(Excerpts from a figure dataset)

━━━━

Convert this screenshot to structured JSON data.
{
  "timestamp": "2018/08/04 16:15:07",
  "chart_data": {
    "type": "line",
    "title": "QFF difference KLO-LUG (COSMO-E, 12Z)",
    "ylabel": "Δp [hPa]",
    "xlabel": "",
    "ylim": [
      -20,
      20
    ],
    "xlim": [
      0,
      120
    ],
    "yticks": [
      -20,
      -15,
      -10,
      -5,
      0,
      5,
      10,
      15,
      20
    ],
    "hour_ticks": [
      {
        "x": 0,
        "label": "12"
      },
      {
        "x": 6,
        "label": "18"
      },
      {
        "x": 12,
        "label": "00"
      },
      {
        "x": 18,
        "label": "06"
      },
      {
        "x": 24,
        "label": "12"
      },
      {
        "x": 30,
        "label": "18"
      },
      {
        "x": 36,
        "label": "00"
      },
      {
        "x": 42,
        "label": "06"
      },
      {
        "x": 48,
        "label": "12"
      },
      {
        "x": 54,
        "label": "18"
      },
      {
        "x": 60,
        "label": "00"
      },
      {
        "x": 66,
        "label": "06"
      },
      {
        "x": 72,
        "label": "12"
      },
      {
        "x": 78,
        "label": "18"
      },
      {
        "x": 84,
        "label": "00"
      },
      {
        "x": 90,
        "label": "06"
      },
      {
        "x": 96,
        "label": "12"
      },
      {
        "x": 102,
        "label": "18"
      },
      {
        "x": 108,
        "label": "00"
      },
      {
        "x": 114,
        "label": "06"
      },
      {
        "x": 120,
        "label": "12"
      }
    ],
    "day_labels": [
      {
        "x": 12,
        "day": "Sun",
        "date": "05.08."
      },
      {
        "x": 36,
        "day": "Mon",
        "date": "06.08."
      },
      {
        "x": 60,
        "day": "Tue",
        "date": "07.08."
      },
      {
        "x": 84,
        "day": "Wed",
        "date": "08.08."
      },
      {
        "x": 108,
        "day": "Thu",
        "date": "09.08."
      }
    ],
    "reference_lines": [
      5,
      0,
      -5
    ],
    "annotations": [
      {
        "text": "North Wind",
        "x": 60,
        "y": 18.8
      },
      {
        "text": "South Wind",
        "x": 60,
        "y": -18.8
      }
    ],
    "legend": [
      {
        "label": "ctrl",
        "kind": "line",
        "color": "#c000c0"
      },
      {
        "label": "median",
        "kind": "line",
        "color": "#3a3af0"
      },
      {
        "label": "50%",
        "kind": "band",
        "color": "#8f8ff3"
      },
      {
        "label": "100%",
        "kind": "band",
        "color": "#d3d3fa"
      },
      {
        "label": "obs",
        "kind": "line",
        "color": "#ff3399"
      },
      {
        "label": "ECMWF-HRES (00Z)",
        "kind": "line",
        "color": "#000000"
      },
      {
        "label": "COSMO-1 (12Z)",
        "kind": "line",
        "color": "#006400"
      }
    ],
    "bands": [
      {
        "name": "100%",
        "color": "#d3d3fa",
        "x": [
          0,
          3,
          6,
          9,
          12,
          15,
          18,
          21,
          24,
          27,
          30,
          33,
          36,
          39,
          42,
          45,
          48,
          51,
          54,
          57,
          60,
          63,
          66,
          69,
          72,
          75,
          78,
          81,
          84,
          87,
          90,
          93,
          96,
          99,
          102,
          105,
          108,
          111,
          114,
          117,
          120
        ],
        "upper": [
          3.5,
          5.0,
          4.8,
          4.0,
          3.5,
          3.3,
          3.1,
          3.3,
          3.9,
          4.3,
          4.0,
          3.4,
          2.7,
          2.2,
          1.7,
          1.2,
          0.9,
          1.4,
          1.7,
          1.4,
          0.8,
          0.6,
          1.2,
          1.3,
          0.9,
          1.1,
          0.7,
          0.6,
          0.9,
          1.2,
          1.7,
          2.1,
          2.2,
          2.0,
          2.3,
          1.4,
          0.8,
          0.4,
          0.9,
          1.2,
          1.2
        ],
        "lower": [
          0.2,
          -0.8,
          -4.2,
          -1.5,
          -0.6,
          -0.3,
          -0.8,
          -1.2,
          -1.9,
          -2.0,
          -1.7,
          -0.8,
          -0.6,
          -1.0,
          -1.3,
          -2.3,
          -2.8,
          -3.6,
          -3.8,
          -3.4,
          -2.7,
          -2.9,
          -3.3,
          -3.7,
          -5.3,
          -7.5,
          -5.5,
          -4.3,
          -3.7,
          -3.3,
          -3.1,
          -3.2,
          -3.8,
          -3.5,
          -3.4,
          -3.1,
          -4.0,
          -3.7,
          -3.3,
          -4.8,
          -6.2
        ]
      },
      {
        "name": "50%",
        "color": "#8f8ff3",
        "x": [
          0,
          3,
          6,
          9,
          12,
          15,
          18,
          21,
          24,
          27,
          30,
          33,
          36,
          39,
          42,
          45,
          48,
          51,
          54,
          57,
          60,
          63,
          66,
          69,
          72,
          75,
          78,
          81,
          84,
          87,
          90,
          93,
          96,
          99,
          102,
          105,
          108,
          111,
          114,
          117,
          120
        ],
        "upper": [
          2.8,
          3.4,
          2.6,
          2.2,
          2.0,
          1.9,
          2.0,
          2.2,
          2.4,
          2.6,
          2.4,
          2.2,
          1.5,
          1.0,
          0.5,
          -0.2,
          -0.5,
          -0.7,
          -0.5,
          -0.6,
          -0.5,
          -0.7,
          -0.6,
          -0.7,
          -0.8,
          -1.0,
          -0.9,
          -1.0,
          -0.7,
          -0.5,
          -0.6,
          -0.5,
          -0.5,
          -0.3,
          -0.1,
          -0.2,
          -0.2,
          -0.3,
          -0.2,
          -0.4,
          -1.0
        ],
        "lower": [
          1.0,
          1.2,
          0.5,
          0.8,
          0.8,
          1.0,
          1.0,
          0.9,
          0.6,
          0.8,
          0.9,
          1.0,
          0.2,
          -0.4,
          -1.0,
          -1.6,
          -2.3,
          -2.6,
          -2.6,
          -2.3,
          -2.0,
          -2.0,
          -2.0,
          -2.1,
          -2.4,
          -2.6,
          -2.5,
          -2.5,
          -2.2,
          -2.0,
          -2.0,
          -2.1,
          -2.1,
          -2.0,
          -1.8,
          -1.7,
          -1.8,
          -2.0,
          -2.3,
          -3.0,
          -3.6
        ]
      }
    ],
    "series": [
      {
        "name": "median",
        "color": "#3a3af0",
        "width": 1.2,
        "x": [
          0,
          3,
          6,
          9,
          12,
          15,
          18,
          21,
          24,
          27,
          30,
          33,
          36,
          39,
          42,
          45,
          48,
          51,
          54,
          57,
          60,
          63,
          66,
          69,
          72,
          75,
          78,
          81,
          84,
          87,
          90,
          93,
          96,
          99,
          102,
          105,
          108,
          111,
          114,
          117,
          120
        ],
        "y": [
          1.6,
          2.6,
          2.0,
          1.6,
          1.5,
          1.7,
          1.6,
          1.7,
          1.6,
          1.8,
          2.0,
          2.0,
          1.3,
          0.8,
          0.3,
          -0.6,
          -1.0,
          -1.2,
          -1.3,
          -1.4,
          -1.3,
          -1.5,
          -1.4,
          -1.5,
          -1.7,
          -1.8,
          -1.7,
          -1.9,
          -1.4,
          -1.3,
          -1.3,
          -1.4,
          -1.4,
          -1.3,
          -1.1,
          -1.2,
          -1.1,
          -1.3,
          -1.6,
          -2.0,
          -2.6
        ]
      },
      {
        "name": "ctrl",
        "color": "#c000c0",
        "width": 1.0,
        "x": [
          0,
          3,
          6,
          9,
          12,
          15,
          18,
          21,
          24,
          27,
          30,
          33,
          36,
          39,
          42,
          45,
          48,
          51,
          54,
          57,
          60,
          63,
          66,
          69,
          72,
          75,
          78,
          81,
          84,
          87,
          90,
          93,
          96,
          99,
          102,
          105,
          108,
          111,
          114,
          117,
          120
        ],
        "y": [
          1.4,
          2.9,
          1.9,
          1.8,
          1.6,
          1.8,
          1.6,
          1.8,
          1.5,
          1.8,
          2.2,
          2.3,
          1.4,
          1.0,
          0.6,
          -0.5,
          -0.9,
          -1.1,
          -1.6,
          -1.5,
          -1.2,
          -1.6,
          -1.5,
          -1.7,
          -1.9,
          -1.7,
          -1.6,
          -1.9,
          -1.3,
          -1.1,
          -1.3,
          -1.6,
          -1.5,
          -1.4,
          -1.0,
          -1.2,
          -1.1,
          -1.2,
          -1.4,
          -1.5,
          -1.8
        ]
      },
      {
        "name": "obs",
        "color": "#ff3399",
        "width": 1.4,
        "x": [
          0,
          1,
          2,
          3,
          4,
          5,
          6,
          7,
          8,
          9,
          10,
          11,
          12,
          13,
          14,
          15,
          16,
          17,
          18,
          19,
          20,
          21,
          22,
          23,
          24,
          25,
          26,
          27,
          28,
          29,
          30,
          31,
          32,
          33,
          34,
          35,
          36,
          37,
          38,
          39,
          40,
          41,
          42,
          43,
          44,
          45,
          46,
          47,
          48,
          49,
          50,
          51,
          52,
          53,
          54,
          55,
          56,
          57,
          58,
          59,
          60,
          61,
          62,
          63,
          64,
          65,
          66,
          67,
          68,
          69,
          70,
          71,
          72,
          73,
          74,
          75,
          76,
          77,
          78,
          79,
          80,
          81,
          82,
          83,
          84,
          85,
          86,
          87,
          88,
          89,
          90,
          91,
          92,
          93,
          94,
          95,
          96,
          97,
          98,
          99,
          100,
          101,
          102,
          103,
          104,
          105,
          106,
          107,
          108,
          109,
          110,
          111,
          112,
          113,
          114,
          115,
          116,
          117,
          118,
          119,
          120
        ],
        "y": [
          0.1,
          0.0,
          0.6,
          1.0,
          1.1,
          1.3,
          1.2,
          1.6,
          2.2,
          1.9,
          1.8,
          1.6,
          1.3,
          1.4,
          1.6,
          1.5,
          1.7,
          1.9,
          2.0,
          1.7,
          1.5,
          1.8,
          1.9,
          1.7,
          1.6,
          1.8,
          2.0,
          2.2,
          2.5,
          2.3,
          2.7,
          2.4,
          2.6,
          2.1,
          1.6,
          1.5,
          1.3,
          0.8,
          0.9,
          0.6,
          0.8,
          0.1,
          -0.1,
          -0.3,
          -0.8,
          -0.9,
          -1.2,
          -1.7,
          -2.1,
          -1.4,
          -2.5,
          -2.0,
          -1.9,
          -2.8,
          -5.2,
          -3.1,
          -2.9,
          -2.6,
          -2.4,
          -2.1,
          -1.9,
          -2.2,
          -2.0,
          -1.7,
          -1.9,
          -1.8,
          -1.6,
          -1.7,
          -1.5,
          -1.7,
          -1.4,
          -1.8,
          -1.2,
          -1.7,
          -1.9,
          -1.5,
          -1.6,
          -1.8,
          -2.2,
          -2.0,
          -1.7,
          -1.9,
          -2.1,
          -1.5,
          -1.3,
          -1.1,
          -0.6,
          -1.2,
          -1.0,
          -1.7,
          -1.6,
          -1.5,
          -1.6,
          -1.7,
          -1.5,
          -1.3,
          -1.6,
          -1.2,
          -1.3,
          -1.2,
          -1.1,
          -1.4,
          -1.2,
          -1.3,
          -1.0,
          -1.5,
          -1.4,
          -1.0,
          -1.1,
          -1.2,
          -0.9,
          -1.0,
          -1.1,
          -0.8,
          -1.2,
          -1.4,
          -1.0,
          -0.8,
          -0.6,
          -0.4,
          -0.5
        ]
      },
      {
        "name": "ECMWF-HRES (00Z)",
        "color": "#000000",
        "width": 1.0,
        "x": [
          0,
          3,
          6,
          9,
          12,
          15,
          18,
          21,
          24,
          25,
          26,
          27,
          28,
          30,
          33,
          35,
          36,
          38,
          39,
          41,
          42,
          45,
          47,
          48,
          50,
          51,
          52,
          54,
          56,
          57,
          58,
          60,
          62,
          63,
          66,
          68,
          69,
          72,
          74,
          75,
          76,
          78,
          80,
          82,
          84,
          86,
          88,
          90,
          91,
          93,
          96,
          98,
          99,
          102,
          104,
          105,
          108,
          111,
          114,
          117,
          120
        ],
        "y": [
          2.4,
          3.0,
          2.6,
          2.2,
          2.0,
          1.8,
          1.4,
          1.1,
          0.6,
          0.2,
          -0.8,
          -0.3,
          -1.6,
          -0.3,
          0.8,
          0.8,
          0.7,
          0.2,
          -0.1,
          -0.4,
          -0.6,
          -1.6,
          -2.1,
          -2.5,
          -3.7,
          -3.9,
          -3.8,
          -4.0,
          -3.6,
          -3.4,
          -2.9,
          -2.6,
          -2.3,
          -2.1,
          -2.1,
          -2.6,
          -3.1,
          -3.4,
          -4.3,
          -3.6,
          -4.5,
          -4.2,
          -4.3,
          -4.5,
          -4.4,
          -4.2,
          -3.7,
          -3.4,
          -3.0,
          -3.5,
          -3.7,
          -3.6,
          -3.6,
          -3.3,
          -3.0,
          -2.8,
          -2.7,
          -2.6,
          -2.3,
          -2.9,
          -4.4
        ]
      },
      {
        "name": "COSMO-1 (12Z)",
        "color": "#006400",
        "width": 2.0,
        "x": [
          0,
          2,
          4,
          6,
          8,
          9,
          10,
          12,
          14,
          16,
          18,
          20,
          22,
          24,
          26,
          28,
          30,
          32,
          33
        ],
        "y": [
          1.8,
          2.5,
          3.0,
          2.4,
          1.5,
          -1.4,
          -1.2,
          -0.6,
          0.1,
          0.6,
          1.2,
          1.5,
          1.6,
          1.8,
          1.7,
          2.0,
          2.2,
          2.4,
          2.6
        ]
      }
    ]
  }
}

━━━━

_GIVEN INSTRUCTION_: Looking at the entries above, how many lines contain the word "COSMO"? Answer with the number alone.

_TASK SOLUTION_: 3